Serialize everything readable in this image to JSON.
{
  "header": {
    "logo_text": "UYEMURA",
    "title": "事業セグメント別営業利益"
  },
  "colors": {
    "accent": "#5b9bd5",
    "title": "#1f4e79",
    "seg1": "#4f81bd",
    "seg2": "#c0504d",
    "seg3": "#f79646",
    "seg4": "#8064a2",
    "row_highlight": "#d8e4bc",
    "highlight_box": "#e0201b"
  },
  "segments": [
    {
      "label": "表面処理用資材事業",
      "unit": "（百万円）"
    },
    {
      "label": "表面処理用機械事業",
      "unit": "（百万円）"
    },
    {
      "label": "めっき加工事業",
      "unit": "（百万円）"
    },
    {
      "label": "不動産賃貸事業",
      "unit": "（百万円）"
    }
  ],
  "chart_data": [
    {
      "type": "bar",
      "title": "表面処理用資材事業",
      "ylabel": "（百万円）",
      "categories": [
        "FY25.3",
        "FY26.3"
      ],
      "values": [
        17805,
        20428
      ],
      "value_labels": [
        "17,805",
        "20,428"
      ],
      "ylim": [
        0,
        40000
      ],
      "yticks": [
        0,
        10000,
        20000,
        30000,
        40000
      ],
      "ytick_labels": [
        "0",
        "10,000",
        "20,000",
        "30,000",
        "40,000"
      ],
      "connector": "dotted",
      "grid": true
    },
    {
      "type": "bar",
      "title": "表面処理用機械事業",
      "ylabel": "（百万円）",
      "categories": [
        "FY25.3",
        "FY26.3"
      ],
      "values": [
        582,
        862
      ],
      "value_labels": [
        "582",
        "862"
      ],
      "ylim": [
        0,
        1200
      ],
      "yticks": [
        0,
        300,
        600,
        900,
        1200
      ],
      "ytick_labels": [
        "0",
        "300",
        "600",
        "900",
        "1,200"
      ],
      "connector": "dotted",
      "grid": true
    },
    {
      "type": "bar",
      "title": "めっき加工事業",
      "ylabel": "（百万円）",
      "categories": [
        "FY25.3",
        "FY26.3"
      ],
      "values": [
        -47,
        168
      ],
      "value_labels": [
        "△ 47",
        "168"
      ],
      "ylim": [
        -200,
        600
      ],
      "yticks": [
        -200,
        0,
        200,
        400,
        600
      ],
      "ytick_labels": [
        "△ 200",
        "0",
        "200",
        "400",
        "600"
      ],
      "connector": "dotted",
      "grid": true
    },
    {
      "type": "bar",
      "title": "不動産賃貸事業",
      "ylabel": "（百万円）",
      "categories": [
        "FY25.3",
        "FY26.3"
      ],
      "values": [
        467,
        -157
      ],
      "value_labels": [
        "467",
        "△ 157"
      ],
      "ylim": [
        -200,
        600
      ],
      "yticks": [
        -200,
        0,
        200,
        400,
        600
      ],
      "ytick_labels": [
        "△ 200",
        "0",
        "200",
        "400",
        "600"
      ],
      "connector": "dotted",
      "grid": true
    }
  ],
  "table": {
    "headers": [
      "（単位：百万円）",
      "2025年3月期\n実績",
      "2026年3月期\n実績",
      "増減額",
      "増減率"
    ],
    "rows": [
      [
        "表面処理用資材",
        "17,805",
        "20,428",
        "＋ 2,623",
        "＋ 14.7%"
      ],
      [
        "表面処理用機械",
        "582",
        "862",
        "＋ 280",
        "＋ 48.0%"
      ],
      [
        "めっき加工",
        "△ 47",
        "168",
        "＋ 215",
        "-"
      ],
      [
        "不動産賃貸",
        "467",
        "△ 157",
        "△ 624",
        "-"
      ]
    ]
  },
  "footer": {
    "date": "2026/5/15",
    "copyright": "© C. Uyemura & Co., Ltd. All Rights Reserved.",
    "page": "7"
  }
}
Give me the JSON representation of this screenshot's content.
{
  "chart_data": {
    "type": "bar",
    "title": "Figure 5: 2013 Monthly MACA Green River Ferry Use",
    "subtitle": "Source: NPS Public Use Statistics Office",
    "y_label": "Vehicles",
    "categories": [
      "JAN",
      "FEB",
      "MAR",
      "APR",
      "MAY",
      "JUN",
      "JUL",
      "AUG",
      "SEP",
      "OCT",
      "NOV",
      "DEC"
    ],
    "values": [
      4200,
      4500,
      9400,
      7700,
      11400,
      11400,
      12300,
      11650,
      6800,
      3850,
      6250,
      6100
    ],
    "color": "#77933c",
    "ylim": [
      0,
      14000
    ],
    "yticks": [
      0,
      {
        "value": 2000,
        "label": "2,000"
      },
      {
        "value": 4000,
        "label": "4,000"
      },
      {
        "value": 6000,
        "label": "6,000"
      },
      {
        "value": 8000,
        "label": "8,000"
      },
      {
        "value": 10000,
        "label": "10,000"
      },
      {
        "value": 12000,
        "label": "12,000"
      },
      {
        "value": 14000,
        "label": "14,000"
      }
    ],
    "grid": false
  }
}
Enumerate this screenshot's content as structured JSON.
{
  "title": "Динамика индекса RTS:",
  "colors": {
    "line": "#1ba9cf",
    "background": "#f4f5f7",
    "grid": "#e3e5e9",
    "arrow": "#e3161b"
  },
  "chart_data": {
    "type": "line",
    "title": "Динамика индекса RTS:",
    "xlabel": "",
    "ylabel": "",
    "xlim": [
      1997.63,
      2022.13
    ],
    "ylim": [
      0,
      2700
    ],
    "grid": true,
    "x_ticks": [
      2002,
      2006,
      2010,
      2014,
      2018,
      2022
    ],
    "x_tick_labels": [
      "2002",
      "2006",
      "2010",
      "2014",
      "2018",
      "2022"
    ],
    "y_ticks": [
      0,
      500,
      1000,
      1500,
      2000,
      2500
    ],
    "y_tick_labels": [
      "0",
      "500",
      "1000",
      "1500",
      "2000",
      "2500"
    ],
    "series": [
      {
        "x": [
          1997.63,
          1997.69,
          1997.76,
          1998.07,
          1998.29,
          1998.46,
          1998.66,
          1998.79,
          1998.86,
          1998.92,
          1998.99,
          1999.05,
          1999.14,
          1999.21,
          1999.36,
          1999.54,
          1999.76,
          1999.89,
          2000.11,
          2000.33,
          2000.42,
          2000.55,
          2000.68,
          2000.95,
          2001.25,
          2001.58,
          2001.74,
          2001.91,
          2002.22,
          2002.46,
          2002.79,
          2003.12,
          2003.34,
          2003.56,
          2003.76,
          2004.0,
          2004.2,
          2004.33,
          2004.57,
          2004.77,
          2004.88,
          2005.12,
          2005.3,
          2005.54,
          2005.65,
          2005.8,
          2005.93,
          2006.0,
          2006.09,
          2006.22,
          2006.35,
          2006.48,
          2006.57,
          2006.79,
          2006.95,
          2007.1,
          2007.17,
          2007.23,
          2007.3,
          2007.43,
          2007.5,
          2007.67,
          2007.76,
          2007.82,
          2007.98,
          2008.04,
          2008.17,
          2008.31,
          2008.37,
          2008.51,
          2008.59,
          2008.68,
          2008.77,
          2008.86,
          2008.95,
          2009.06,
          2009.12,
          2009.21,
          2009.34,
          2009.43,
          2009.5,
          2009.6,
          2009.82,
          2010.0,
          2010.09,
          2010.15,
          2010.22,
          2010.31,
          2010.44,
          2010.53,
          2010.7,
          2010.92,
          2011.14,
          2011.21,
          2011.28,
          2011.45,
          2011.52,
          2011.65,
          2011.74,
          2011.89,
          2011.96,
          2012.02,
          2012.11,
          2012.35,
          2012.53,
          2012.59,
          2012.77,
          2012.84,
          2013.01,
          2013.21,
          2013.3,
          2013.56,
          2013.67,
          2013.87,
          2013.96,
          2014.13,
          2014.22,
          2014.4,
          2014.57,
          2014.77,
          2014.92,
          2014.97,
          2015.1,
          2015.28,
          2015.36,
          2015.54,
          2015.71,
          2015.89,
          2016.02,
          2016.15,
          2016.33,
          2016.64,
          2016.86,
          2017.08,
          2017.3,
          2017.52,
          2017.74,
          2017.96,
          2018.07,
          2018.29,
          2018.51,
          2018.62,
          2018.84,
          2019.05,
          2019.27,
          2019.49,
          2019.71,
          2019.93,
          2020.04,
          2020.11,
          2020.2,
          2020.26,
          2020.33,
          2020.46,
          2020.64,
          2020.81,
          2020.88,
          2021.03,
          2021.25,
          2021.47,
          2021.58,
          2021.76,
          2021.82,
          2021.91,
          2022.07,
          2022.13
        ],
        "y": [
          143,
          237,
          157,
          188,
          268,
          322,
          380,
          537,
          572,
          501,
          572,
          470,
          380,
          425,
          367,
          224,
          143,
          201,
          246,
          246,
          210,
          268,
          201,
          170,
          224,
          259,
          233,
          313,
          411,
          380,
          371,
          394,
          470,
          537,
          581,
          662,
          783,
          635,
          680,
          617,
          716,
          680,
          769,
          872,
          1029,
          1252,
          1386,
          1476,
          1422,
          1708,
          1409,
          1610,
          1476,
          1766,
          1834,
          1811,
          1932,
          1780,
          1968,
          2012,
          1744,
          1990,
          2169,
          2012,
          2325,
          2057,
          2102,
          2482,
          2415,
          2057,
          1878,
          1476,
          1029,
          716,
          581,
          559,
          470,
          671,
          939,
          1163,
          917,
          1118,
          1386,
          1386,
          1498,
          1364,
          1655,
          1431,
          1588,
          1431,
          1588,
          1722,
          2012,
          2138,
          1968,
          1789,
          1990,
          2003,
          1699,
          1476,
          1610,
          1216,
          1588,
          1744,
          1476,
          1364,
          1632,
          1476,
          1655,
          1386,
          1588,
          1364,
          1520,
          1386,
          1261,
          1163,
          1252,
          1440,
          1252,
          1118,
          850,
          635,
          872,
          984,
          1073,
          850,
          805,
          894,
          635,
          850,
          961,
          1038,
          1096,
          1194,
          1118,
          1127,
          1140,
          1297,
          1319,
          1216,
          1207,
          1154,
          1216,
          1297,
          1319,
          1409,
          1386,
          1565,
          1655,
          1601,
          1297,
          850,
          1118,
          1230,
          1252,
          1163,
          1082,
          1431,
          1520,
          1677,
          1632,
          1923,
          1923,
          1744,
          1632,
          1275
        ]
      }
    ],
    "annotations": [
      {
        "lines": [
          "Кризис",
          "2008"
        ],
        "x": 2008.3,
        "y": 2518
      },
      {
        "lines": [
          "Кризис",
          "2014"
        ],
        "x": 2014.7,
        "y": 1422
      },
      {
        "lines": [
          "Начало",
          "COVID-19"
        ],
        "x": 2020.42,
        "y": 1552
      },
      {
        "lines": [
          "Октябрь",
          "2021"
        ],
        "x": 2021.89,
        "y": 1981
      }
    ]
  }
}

━━━━

Locate all lines holding the word "JSON", then copy them out.

Serialize everything readable in this image to JSON.
Give me the JSON representation of this screenshot's content.
Enumerate this screenshot's content as structured JSON.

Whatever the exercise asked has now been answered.